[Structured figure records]
========

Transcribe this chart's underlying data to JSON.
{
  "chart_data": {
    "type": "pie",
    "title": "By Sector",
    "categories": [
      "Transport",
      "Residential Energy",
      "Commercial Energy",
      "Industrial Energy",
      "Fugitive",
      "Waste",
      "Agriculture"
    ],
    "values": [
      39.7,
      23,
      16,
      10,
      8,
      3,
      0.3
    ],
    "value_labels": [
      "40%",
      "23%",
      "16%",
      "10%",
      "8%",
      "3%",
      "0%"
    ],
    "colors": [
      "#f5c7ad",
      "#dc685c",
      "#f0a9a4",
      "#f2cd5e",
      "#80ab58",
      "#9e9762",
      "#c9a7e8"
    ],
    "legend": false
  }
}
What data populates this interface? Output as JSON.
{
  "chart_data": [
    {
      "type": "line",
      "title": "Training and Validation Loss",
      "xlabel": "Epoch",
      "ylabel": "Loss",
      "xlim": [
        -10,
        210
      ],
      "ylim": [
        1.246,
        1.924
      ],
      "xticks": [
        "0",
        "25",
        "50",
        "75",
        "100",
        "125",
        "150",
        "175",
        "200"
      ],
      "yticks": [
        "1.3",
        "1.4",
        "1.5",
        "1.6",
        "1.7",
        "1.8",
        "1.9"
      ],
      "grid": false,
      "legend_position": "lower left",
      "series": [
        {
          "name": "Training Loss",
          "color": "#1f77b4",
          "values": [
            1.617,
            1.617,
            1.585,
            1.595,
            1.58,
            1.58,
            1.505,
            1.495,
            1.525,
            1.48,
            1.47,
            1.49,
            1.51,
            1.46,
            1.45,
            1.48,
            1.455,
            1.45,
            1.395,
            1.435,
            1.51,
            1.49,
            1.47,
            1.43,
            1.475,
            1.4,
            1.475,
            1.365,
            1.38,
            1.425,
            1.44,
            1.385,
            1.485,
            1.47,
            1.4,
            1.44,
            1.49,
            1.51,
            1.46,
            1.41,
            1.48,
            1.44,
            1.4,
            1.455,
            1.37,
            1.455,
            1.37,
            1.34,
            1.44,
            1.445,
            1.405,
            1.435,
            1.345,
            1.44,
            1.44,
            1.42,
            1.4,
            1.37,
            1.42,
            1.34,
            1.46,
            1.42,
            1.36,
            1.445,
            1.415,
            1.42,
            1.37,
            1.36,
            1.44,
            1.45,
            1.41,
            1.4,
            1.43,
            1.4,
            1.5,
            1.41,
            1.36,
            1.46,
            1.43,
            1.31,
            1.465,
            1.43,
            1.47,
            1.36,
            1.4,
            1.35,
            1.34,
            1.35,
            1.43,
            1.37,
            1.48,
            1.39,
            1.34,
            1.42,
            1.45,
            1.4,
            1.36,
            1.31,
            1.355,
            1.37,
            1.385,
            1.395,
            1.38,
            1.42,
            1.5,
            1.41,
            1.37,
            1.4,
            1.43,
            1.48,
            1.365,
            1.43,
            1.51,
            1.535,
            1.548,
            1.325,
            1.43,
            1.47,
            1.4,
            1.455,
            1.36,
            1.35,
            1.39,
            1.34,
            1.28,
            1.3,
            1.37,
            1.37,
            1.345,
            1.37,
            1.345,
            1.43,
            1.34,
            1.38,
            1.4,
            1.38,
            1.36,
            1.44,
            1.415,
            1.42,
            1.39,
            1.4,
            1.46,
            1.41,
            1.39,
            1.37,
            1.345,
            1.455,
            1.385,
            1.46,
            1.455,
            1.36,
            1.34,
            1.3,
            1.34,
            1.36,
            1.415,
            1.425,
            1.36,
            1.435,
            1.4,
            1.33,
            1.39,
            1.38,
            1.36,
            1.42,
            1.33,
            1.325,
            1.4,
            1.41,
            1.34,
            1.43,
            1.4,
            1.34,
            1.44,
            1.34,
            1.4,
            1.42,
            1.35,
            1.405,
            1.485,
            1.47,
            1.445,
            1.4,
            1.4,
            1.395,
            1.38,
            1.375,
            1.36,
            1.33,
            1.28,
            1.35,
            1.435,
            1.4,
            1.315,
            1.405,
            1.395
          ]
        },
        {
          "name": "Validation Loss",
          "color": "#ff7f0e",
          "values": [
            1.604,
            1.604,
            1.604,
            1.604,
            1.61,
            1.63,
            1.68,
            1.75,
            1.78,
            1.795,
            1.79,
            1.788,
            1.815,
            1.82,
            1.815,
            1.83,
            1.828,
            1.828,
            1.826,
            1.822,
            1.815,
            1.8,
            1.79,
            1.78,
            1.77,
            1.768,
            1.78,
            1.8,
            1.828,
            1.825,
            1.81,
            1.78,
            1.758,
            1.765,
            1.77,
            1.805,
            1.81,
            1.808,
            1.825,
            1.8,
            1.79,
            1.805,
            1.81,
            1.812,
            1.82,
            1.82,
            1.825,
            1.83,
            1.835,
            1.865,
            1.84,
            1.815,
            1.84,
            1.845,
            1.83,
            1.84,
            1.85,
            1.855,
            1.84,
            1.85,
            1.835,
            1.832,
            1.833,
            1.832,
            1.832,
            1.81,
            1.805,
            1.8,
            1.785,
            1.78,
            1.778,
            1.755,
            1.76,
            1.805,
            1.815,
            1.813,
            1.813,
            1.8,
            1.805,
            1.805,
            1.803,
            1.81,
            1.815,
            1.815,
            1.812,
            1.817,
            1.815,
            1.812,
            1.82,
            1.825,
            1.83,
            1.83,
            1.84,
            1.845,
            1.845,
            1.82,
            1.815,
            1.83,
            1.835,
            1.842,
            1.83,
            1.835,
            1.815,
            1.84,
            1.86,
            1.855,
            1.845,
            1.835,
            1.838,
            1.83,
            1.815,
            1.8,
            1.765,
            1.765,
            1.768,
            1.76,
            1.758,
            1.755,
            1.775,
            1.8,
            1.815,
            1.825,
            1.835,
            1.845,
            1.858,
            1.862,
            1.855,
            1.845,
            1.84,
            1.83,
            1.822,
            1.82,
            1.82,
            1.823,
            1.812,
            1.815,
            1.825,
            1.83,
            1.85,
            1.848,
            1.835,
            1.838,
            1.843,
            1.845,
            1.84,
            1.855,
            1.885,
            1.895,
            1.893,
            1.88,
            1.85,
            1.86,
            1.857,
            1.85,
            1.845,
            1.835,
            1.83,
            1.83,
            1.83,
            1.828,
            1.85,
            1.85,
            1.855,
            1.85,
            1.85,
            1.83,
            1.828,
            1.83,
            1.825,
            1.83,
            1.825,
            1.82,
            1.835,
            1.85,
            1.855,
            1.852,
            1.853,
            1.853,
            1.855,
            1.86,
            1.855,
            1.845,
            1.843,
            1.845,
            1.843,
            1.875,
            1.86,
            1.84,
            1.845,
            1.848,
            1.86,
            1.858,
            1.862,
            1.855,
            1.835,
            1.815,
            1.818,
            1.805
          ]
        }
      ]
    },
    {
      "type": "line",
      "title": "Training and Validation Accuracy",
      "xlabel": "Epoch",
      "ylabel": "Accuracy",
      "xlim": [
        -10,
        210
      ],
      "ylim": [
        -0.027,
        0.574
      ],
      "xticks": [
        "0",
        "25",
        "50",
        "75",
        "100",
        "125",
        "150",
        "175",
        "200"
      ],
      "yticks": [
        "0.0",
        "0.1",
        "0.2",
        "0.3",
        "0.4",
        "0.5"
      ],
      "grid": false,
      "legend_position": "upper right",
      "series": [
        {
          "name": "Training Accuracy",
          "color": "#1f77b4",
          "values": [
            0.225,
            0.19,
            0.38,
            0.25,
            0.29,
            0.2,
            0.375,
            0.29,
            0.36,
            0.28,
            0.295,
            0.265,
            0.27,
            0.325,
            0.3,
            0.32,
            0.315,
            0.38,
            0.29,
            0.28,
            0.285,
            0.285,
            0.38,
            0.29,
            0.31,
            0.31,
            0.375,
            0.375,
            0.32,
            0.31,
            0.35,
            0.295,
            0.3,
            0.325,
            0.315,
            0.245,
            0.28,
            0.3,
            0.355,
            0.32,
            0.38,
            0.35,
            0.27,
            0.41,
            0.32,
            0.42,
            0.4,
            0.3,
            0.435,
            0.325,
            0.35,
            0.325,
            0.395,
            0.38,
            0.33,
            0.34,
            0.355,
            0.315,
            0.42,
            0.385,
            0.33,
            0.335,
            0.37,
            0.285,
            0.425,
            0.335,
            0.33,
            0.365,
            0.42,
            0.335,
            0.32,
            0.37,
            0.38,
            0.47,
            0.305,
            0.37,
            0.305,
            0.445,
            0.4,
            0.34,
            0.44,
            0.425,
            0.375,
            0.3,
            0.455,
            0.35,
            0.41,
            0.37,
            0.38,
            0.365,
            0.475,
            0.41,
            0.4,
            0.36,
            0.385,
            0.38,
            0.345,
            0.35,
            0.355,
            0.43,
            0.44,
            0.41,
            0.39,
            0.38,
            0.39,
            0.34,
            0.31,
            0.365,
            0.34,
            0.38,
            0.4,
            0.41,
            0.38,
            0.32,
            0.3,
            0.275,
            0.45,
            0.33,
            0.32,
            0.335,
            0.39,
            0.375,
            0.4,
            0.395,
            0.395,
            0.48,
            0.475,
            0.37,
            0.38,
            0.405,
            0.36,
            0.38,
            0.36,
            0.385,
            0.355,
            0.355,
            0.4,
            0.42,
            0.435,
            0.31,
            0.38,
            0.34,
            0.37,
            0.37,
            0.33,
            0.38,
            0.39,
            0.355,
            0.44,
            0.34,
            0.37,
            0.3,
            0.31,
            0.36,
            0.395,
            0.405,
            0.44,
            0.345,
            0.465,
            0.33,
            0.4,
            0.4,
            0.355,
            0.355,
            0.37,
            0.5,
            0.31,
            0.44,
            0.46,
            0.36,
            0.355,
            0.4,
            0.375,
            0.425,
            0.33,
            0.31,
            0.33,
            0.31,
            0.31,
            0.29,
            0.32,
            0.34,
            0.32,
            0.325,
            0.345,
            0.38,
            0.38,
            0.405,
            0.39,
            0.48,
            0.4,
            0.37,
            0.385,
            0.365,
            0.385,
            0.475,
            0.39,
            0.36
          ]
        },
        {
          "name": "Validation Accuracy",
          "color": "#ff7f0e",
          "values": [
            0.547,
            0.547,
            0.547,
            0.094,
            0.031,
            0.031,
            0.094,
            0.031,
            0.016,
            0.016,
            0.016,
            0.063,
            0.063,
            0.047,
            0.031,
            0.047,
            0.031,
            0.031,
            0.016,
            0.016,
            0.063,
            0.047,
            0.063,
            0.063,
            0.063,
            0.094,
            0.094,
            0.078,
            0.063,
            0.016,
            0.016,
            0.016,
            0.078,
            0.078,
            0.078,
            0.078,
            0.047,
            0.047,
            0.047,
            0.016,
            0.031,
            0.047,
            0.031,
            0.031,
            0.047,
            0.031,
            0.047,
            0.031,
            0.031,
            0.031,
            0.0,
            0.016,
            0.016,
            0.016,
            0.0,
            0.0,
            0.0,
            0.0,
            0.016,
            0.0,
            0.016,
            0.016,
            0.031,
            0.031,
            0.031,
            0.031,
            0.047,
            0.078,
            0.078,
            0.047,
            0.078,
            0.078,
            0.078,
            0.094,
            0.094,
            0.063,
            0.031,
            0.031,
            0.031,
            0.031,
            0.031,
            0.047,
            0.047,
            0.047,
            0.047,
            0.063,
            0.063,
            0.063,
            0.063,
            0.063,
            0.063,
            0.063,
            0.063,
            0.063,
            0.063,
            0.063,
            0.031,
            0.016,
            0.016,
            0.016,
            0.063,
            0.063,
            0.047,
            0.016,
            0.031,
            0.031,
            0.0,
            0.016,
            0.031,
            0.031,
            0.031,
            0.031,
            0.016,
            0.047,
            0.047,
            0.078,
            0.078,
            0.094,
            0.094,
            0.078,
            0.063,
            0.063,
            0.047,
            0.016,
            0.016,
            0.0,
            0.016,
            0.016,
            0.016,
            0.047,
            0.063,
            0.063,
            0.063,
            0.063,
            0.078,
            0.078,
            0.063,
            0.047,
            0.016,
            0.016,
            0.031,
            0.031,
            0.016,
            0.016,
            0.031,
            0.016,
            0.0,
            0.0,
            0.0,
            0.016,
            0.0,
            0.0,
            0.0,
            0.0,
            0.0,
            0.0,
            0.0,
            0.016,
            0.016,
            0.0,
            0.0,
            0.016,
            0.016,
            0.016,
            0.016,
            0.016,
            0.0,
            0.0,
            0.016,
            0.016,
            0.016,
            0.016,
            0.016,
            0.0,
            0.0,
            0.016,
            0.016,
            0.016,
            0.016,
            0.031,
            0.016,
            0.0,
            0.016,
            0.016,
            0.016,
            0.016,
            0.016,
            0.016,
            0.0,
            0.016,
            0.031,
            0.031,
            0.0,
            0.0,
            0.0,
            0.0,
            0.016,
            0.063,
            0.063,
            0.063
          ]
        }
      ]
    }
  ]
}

========

All lines holding the word "Training" should be picked out and copied.

> Response
      "title": "Training and Validation Loss",
          "name": "Training Loss",
      "title": "Training and Validation Accuracy",
          "name": "Training Accuracy",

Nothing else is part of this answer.